Repeat the entire listing exactly.

——

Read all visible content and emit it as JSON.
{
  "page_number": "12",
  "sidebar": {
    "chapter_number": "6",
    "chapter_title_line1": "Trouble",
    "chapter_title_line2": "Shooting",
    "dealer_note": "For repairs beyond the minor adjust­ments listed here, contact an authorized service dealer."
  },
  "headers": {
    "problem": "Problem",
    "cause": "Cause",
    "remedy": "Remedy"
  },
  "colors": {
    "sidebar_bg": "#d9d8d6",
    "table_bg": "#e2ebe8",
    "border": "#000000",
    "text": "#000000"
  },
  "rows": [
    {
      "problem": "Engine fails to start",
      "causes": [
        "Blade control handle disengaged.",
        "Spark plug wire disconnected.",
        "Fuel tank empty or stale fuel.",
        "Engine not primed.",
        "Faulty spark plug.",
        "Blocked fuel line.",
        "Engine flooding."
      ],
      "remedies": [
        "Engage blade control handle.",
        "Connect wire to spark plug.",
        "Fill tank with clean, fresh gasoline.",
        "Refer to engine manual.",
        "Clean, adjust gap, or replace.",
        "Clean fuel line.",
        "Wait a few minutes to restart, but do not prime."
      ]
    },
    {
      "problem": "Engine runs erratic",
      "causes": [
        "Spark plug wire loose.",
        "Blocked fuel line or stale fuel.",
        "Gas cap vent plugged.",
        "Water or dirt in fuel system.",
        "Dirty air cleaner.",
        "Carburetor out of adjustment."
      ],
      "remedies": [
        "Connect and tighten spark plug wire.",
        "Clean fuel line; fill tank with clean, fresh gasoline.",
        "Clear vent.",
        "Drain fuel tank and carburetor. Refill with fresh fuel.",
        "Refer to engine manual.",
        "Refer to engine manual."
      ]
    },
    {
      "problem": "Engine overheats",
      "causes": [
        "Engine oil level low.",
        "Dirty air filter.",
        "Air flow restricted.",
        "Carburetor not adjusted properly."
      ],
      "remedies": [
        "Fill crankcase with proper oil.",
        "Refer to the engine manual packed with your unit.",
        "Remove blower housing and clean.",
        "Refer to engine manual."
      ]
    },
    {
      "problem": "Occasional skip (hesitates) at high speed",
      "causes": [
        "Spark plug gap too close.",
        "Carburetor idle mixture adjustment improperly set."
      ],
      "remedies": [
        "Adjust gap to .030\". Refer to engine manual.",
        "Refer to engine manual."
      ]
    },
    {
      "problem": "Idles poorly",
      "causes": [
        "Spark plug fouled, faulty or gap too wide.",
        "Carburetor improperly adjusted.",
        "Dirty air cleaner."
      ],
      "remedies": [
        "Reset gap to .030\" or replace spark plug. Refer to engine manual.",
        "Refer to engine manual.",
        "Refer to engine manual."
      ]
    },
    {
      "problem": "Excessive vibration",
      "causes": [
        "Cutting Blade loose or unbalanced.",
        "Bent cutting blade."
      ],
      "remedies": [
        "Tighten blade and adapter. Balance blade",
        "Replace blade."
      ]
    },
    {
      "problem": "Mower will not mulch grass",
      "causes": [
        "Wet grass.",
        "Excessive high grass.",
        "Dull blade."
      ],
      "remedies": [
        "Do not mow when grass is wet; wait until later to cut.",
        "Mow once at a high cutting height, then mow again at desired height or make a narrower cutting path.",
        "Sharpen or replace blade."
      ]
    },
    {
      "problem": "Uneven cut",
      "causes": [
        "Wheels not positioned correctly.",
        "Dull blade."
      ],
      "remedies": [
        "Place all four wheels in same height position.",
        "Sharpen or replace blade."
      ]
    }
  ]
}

——

| Reply |
Read all visible content and emit it as JSON.
{
  "page_number": "12",
  "sidebar": {
    "chapter_number": "6",
    "chapter_title_line1": "Trouble",
    "chapter_title_line2": "Shooting",
    "dealer_note": "For repairs beyond the minor adjust­ments listed here, contact an authorized service dealer."
  },
  "headers": {
    "problem": "Problem",
    "cause": "Cause",
    "remedy": "Remedy"
  },
  "colors": {
    "sidebar_bg": "#d9d8d6",
    "table_bg": "#e2ebe8",
    "border": "#000000",
    "text": "#000000"
  },
  "rows": [
    {
      "problem": "Engine fails to start",
      "causes": [
        "Blade control handle disengaged.",
        "Spark plug wire disconnected.",
        "Fuel tank empty or stale fuel.",
        "Engine not primed.",
        "Faulty spark plug.",
        "Blocked fuel line.",
        "Engine flooding."
      ],
      "remedies": [
        "Engage blade control handle.",
        "Connect wire to spark plug.",
        "Fill tank with clean, fresh gasoline.",
        "Refer to engine manual.",
        "Clean, adjust gap, or replace.",
        "Clean fuel line.",
        "Wait a few minutes to restart, but do not prime."
      ]
    },
    {
      "problem": "Engine runs erratic",
      "causes": [
        "Spark plug wire loose.",
        "Blocked fuel line or stale fuel.",
        "Gas cap vent plugged.",
        "Water or dirt in fuel system.",
        "Dirty air cleaner.",
        "Carburetor out of adjustment."
      ],
      "remedies": [
        "Connect and tighten spark plug wire.",
        "Clean fuel line; fill tank with clean, fresh gasoline.",
        "Clear vent.",
        "Drain fuel tank and carburetor. Refill with fresh fuel.",
        "Refer to engine manual.",
        "Refer to engine manual."
      ]
    },
    {
      "problem": "Engine overheats",
      "causes": [
        "Engine oil level low.",
        "Dirty air filter.",
        "Air flow restricted.",
        "Carburetor not adjusted properly."
      ],
      "remedies": [
        "Fill crankcase with proper oil.",
        "Refer to the engine manual packed with your unit.",
        "Remove blower housing and clean.",
        "Refer to engine manual."
      ]
    },
    {
      "problem": "Occasional skip (hesitates) at high speed",
      "causes": [
        "Spark plug gap too close.",
        "Carburetor idle mixture adjustment improperly set."
      ],
      "remedies": [
        "Adjust gap to .030\". Refer to engine manual.",
        "Refer to engine manual."
      ]
    },
    {
      "problem": "Idles poorly",
      "causes": [
        "Spark plug fouled, faulty or gap too wide.",
        "Carburetor improperly adjusted.",
        "Dirty air cleaner."
      ],
      "remedies": [
        "Reset gap to .030\" or replace spark plug. Refer to engine manual.",
        "Refer to engine manual.",
        "Refer to engine manual."
      ]
    },
    {
      "problem": "Excessive vibration",
      "causes": [
        "Cutting Blade loose or unbalanced.",
        "Bent cutting blade."
      ],
      "remedies": [
        "Tighten blade and adapter. Balance blade",
        "Replace blade."
      ]
    },
    {
      "problem": "Mower will not mulch grass",
      "causes": [
        "Wet grass.",
        "Excessive high grass.",
        "Dull blade."
      ],
      "remedies": [
        "Do not mow when grass is wet; wait until later to cut.",
        "Mow once at a high cutting height, then mow again at desired height or make a narrower cutting path.",
        "Sharpen or replace blade."
      ]
    },
    {
      "problem": "Uneven cut",
      "causes": [
        "Wheels not positioned correctly.",
        "Dull blade."
      ],
      "remedies": [
        "Place all four wheels in same height position.",
        "Sharpen or replace blade."
      ]
    }
  ]
}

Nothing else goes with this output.